Dataset rows
═══

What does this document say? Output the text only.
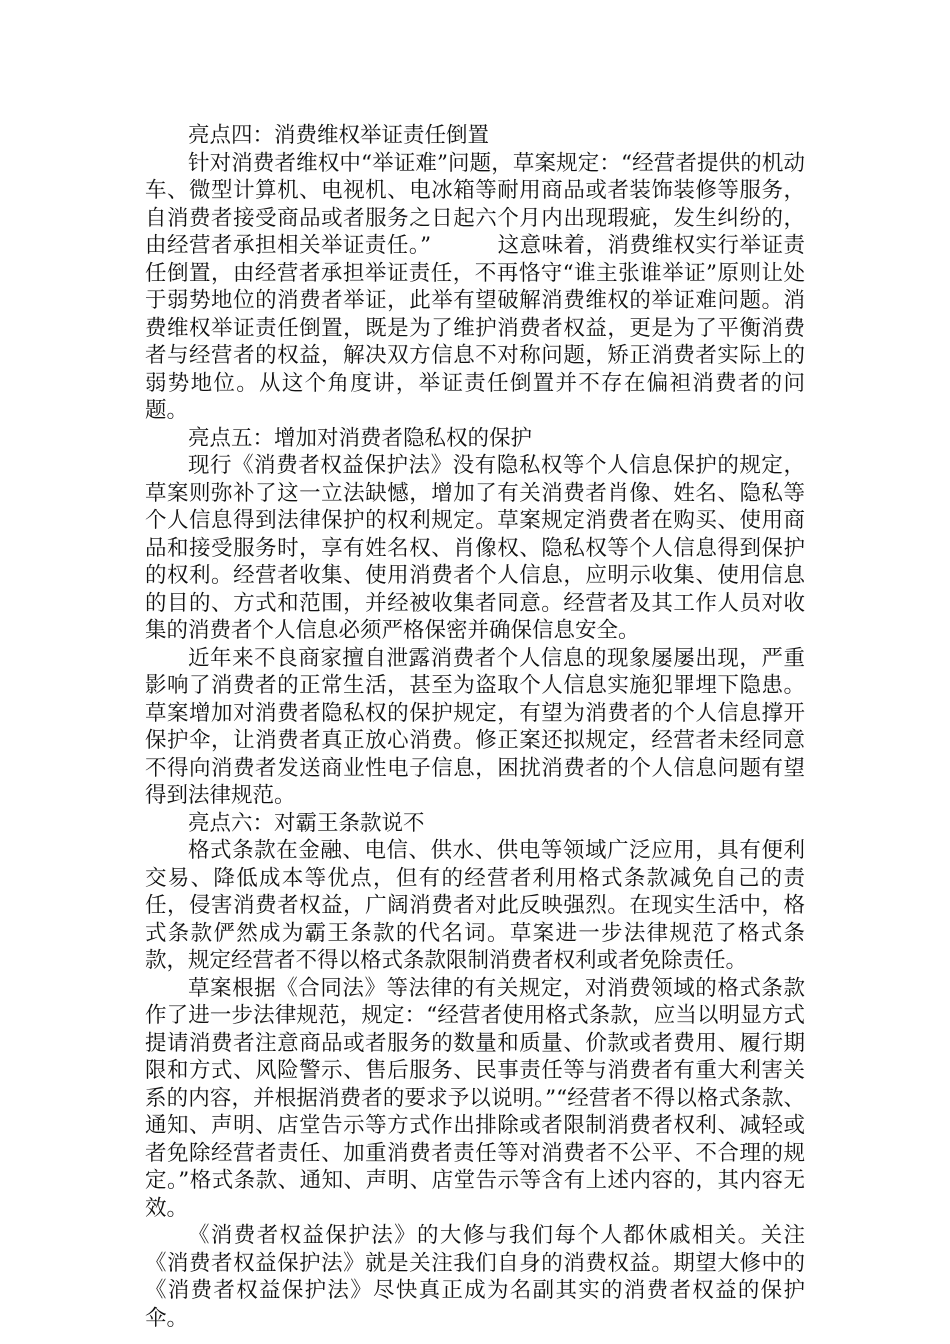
亮点四：消费维权举证责任倒置

针对消费者维权中“举证难”问题，草案规定：“经营者提供的机动车、微型计算机、电视机、电冰箱等耐用商品或者装饰装修等服务，自消费者接受商品或者服务之日起六个月内出现瑕疵，发生纠纷的，由经营者承担相关举证责任。”　　　这意味着，消费维权实行举证责任倒置，由经营者承担举证责任，不再恪守“谁主张谁举证”原则让处于弱势地位的消费者举证，此举有望破解消费维权的举证难问题。消费维权举证责任倒置，既是为了维护消费者权益，更是为了平衡消费者与经营者的权益，解决双方信息不对称问题，矫正消费者实际上的弱势地位。从这个角度讲，举证责任倒置并不存在偏袒消费者的问题。

亮点五：增加对消费者隐私权的保护

现行《消费者权益保护法》没有隐私权等个人信息保护的规定，草案则弥补了这一立法缺憾，增加了有关消费者肖像、姓名、隐私等个人信息得到法律保护的权利规定。草案规定消费者在购买、使用商品和接受服务时，享有姓名权、肖像权、隐私权等个人信息得到保护的权利。经营者收集、使用消费者个人信息，应明示收集、使用信息的目的、方式和范围，并经被收集者同意。经营者及其工作人员对收集的消费者个人信息必须严格保密并确保信息安全。

近年来不良商家擅自泄露消费者个人信息的现象屡屡出现，严重影响了消费者的正常生活，甚至为盗取个人信息实施犯罪埋下隐患。草案增加对消费者隐私权的保护规定，有望为消费者的个人信息撑开保护伞，让消费者真正放心消费。修正案还拟规定，经营者未经同意不得向消费者发送商业性电子信息，困扰消费者的个人信息问题有望得到法律规范。

亮点六：对霸王条款说不

格式条款在金融、电信、供水、供电等领域广泛应用，具有便利交易、降低成本等优点，但有的经营者利用格式条款减免自己的责任，侵害消费者权益，广阔消费者对此反映强烈。在现实生活中，格式条款俨然成为霸王条款的代名词。草案进一步法律规范了格式条款，规定经营者不得以格式条款限制消费者权利或者免除责任。

草案根据《合同法》等法律的有关规定，对消费领域的格式条款作了进一步法律规范，规定：“经营者使用格式条款，应当以明显方式提请消费者注意商品或者服务的数量和质量、价款或者费用、履行期限和方式、风险警示、售后服务、民事责任等与消费者有重大利害关系的内容，并根据消费者的要求予以说明。”“经营者不得以格式条款、通知、声明、店堂告示等方式作出排除或者限制消费者权利、减轻或者免除经营者责任、加重消费者责任等对消费者不公平、不合理的规定。”格式条款、通知、声明、店堂告示等含有上述内容的，其内容无效。

《消费者权益保护法》的大修与我们每个人都休戚相关。关注《消费者权益保护法》就是关注我们自身的消费权益。期望大修中的《消费者权益保护法》尽快真正成为名副其实的消费者权益的保护伞。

═══

## Exercise objective
Print all of the entries word for word. Skip any images they contain.

## Task result
What does this document say? Output the text only.
亮点四：消费维权举证责任倒置

针对消费者维权中“举证难”问题，草案规定：“经营者提供的机动车、微型计算机、电视机、电冰箱等耐用商品或者装饰装修等服务，自消费者接受商品或者服务之日起六个月内出现瑕疵，发生纠纷的，由经营者承担相关举证责任。”　　　这意味着，消费维权实行举证责任倒置，由经营者承担举证责任，不再恪守“谁主张谁举证”原则让处于弱势地位的消费者举证，此举有望破解消费维权的举证难问题。消费维权举证责任倒置，既是为了维护消费者权益，更是为了平衡消费者与经营者的权益，解决双方信息不对称问题，矫正消费者实际上的弱势地位。从这个角度讲，举证责任倒置并不存在偏袒消费者的问题。

亮点五：增加对消费者隐私权的保护

现行《消费者权益保护法》没有隐私权等个人信息保护的规定，草案则弥补了这一立法缺憾，增加了有关消费者肖像、姓名、隐私等个人信息得到法律保护的权利规定。草案规定消费者在购买、使用商品和接受服务时，享有姓名权、肖像权、隐私权等个人信息得到保护的权利。经营者收集、使用消费者个人信息，应明示收集、使用信息的目的、方式和范围，并经被收集者同意。经营者及其工作人员对收集的消费者个人信息必须严格保密并确保信息安全。

近年来不良商家擅自泄露消费者个人信息的现象屡屡出现，严重影响了消费者的正常生活，甚至为盗取个人信息实施犯罪埋下隐患。草案增加对消费者隐私权的保护规定，有望为消费者的个人信息撑开保护伞，让消费者真正放心消费。修正案还拟规定，经营者未经同意不得向消费者发送商业性电子信息，困扰消费者的个人信息问题有望得到法律规范。

亮点六：对霸王条款说不

格式条款在金融、电信、供水、供电等领域广泛应用，具有便利交易、降低成本等优点，但有的经营者利用格式条款减免自己的责任，侵害消费者权益，广阔消费者对此反映强烈。在现实生活中，格式条款俨然成为霸王条款的代名词。草案进一步法律规范了格式条款，规定经营者不得以格式条款限制消费者权利或者免除责任。

草案根据《合同法》等法律的有关规定，对消费领域的格式条款作了进一步法律规范，规定：“经营者使用格式条款，应当以明显方式提请消费者注意商品或者服务的数量和质量、价款或者费用、履行期限和方式、风险警示、售后服务、民事责任等与消费者有重大利害关系的内容，并根据消费者的要求予以说明。”“经营者不得以格式条款、通知、声明、店堂告示等方式作出排除或者限制消费者权利、减轻或者免除经营者责任、加重消费者责任等对消费者不公平、不合理的规定。”格式条款、通知、声明、店堂告示等含有上述内容的，其内容无效。

《消费者权益保护法》的大修与我们每个人都休戚相关。关注《消费者权益保护法》就是关注我们自身的消费权益。期望大修中的《消费者权益保护法》尽快真正成为名副其实的消费者权益的保护伞。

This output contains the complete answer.